Where the word "circle" occurs in a line, return that line.

[PROVIDED DATA start]

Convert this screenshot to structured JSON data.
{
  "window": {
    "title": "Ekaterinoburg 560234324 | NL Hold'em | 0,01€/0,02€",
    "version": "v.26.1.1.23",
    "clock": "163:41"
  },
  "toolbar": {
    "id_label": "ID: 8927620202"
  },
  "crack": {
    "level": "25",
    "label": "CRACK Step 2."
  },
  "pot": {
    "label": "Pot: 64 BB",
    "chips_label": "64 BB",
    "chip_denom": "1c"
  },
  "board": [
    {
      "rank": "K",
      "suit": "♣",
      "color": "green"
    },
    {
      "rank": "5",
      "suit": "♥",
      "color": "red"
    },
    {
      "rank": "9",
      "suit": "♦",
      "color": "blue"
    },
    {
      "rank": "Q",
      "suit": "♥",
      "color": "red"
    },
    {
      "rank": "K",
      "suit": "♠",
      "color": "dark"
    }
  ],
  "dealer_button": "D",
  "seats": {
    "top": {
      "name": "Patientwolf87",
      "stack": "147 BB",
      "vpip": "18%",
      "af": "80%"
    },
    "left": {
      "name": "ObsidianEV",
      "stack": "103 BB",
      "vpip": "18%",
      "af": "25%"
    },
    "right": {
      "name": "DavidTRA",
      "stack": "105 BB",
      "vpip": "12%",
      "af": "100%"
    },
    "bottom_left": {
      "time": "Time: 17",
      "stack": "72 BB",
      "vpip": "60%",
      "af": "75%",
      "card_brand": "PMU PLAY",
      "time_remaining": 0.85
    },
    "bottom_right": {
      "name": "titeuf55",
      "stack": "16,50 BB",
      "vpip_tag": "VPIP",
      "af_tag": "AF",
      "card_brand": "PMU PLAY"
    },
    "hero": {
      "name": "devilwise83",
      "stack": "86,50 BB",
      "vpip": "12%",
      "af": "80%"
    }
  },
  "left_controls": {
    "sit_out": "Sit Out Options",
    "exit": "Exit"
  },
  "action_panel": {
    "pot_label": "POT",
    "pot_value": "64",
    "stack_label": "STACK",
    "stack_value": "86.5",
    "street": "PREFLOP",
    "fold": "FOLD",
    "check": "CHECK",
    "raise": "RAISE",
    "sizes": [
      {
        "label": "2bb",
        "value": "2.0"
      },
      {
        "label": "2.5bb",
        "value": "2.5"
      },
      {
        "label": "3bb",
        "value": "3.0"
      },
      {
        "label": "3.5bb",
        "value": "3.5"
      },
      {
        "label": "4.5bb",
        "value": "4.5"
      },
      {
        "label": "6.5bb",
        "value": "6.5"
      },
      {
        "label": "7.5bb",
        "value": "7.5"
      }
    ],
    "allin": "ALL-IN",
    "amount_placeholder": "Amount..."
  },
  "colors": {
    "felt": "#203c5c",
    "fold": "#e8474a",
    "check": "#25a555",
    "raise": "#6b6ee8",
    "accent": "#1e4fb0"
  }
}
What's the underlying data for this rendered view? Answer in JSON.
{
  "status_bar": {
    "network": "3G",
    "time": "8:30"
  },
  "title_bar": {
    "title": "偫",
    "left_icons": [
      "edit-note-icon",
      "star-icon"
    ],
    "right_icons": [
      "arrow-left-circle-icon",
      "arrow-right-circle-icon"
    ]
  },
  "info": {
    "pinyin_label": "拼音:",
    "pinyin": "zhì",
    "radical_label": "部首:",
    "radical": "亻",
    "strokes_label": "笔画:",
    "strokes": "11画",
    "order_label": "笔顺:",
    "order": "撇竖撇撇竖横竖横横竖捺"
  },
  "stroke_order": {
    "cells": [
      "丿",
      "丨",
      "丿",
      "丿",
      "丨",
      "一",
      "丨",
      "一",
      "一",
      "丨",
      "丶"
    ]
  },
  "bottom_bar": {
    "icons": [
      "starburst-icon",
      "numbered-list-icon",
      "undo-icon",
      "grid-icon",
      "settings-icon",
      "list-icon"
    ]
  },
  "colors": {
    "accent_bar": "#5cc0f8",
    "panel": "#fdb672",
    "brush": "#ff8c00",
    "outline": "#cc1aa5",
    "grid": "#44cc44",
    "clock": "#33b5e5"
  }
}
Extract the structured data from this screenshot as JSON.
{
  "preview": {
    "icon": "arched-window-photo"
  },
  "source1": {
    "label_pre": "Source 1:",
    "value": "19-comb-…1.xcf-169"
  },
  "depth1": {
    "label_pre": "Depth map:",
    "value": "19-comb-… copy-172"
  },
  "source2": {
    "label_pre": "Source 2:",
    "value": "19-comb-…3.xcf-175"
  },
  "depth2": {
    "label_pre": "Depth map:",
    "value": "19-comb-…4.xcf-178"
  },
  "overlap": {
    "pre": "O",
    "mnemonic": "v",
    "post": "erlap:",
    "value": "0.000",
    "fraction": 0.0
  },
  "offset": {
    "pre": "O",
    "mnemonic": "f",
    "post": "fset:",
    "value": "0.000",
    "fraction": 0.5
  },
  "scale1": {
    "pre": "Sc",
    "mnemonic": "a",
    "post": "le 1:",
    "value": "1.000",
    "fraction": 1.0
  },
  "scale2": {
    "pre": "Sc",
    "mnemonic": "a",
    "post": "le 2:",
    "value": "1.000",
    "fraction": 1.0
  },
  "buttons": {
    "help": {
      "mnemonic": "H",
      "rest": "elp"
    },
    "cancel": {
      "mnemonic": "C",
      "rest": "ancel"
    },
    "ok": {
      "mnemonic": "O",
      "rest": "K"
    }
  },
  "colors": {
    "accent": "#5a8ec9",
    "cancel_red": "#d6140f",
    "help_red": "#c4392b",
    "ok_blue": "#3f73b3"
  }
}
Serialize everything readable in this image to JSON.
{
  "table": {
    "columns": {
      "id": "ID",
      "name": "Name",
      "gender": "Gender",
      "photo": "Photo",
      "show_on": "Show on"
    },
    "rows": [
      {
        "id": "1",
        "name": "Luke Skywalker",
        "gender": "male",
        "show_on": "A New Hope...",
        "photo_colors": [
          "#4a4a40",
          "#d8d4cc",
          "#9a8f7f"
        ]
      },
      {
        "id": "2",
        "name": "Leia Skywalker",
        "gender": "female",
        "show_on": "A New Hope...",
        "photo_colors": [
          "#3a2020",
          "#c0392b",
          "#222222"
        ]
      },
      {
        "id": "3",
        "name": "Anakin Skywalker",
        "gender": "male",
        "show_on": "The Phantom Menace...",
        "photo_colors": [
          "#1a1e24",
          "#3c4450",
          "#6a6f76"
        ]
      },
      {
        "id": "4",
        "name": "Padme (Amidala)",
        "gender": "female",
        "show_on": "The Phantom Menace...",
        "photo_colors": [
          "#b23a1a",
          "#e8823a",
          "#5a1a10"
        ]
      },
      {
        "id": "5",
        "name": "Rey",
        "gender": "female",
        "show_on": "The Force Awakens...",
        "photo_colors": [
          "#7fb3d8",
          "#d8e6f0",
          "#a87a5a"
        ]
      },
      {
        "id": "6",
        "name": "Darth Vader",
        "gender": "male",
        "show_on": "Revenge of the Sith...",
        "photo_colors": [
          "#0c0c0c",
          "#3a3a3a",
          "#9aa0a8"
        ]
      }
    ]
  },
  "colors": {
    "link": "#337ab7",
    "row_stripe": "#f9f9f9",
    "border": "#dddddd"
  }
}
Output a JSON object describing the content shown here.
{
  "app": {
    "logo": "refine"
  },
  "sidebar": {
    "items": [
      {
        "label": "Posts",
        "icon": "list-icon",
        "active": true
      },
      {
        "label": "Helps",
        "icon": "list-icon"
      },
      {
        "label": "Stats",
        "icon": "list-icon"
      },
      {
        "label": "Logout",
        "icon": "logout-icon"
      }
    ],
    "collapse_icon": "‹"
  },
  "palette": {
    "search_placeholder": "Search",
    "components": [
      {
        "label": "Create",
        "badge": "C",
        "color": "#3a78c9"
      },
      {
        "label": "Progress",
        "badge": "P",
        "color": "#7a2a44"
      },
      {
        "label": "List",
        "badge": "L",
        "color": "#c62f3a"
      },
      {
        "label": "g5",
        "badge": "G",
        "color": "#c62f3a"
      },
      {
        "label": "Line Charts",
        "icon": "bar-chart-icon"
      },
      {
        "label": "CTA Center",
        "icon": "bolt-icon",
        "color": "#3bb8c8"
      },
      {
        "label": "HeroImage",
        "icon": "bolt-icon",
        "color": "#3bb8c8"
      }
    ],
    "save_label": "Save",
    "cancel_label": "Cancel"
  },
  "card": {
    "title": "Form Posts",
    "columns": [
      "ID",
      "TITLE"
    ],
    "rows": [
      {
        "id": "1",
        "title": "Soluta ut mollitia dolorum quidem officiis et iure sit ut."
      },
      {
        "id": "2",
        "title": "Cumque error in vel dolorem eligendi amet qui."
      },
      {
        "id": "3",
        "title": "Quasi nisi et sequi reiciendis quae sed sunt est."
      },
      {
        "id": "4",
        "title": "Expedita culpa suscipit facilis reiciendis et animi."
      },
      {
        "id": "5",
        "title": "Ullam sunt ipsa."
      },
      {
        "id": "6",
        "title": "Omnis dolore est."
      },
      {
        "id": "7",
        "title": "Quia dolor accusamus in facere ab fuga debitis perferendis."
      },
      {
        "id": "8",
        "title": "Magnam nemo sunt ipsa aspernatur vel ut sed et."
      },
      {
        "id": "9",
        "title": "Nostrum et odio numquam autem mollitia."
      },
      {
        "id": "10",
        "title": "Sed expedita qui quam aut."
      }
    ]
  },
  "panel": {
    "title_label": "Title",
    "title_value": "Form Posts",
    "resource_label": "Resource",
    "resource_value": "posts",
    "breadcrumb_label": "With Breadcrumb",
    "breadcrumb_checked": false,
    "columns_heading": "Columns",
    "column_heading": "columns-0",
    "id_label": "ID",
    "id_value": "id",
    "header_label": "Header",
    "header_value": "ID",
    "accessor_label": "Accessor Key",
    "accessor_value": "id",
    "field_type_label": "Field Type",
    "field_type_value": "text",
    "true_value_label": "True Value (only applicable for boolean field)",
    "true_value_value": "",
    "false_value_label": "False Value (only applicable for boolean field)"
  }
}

[PROVIDED DATA end]

## WRITTEN REPLY
      "arrow-left-circle-icon",
      "arrow-right-circle-icon"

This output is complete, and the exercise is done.